* _Short problem A_
Please explain in one to three sentences how equation (ii) is obtained in the hyperbola solution.

* _Document excerpt_
· · ·

To find $ p^2 + q^2 $ for the hyperbola $\mathrm{H}: \frac{x^2}{a^2} - \frac{y^2}{b^2} = 1$, given that the product of the focal distances from a point $ \mathbf{P}(4, 2\sqrt{3}) $ to the foci is 32, we follow these steps:

Verify the Point on the Hyperbola:

The point $ P(4, 2\sqrt{3}) $ satisfies the hyperbola equation:

$ \frac{16}{a^2} - \frac{12}{b^2} = 1 \quad \ldots \text{(i)} $

Product of Focal Distances:

The distances from $ P $ to the foci $ S $ and $ S' $ are:

$ SP = e\left(4 - \frac{a}{e}\right), \quad S'P = e\left(4 + \frac{a}{e}\right) $

Therefore, the product:

$ SP \cdot S'P = 16e^2 - a^2 = 32 $

Relating $ e $, $ a $, and $ b $:

Using the identity for eccentricity:

$ e^2 = 1 + \frac{b^2}{a^2} $

Substituting in the product equation gives:

$ 16\left(1 + \frac{b^2}{a^2}\right) - a^2 = 32 \quad \ldots \text{(ii)} $

Solving for $ a^2 $ and $ b^2 $:

From equations (i) and (ii), solve for $ a^2 $ and $ b^2 $:

$ a^2 = 8, \quad b^2 = 12 $

Calculate $ p^2 + q^2 $:

The conjugate axis length is $ p = 2b $ and the latus rectum is $ q = \frac{2b^2}{a} $. Thus:

$ p^2 + q^2 = (2b)^2 + \left(\frac{2b^2}{a}\right)^2 $

Substituting $ b^2 = 12 $ and $ a^2 = 8 $ gives:

$ p^2 + q^2 = 4b^2 + \frac{4b^4}{a^2} = 48 + \frac{4 \times 144}{8} $

$ p^2 + q^2 = 48 \cdot \left(1 + \frac{12}{8}\right) = 120 $

Therefore, $ p^2 + q^2 = 120 $.

· · ·

* _Provided entries_
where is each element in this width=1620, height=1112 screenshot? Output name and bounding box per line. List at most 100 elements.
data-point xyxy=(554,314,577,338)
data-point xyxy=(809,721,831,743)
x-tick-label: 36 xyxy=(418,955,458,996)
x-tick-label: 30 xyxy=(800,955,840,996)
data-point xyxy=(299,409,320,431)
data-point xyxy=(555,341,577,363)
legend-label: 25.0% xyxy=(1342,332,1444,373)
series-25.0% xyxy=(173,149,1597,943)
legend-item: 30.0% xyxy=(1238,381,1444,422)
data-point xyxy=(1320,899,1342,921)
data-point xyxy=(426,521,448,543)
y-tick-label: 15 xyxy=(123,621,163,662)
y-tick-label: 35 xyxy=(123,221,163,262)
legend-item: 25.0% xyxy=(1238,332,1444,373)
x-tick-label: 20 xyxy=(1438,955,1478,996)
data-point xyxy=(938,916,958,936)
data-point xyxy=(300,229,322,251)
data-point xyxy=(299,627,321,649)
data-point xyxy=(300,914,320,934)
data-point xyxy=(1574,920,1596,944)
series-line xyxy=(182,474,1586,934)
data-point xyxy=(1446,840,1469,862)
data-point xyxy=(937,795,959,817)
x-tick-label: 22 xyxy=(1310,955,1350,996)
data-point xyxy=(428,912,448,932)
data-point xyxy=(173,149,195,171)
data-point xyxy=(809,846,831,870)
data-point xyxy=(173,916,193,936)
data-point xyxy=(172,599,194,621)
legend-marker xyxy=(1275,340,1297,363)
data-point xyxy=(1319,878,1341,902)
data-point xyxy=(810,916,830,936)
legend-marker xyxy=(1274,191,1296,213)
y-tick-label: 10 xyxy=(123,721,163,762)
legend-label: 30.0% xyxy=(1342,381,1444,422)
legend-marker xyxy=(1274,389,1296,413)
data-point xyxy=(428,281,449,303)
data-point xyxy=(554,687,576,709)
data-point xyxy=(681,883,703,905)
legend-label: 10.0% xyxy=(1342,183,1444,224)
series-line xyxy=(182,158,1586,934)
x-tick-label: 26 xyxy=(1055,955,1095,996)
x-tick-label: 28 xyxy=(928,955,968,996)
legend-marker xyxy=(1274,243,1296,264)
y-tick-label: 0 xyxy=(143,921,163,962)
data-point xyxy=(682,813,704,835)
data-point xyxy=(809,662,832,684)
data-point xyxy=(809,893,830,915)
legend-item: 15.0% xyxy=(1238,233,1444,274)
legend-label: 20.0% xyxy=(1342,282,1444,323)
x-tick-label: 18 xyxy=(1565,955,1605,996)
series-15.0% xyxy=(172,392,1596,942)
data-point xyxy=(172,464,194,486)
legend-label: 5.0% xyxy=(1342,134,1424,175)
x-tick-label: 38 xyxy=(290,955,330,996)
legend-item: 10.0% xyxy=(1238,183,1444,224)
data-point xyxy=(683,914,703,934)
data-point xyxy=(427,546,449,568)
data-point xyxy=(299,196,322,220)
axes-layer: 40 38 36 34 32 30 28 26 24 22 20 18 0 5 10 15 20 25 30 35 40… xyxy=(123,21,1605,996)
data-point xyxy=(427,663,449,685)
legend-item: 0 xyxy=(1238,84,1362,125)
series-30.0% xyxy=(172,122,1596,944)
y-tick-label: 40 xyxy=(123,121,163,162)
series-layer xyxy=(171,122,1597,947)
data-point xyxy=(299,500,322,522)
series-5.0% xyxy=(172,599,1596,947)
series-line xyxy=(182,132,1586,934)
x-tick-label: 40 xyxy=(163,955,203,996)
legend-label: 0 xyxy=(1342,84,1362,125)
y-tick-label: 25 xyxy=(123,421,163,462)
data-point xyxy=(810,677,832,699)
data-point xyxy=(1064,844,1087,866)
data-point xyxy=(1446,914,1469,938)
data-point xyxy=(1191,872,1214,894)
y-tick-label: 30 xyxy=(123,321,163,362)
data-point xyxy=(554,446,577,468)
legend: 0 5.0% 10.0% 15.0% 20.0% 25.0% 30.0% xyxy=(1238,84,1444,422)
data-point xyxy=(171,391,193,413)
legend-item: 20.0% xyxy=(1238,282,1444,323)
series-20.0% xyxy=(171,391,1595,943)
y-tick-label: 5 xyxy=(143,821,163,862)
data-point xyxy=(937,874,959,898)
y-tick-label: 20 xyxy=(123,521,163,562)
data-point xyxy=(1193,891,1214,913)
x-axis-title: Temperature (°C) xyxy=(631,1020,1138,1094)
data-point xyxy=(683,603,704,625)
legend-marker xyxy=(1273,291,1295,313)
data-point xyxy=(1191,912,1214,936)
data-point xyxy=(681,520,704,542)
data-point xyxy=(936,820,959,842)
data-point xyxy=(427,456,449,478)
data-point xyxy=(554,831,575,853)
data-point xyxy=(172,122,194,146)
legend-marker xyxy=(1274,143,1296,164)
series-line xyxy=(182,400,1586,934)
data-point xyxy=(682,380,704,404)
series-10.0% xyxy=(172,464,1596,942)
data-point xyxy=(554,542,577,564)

· · ·

* _Short problem B_
Turn everything in the rows above, from the first row down through the line containing "legend-item: 30.0% xyxy=(1238,381,1444,422)", into a numbered list, with both ends included and blank lines omitted.

* _Reply A_
Equation (ii) comes from substituting the eccentricity identity e² = 1 + b²/a² into the product equation 16e² − a² = 32. This gives 16(1 + b²/a²) − a² = 32.

* _Reply B_
1. where is each element in this width=1620, height=1112 screenshot? Output name and bounding box per line. List at most 100 elements.
2. data-point xyxy=(554,314,577,338)
3. data-point xyxy=(809,721,831,743)
4. x-tick-label: 36 xyxy=(418,955,458,996)
5. x-tick-label: 30 xyxy=(800,955,840,996)
6. data-point xyxy=(299,409,320,431)
7. data-point xyxy=(555,341,577,363)
8. legend-label: 25.0% xyxy=(1342,332,1444,373)
9. series-25.0% xyxy=(173,149,1597,943)
10. legend-item: 30.0% xyxy=(1238,381,1444,422)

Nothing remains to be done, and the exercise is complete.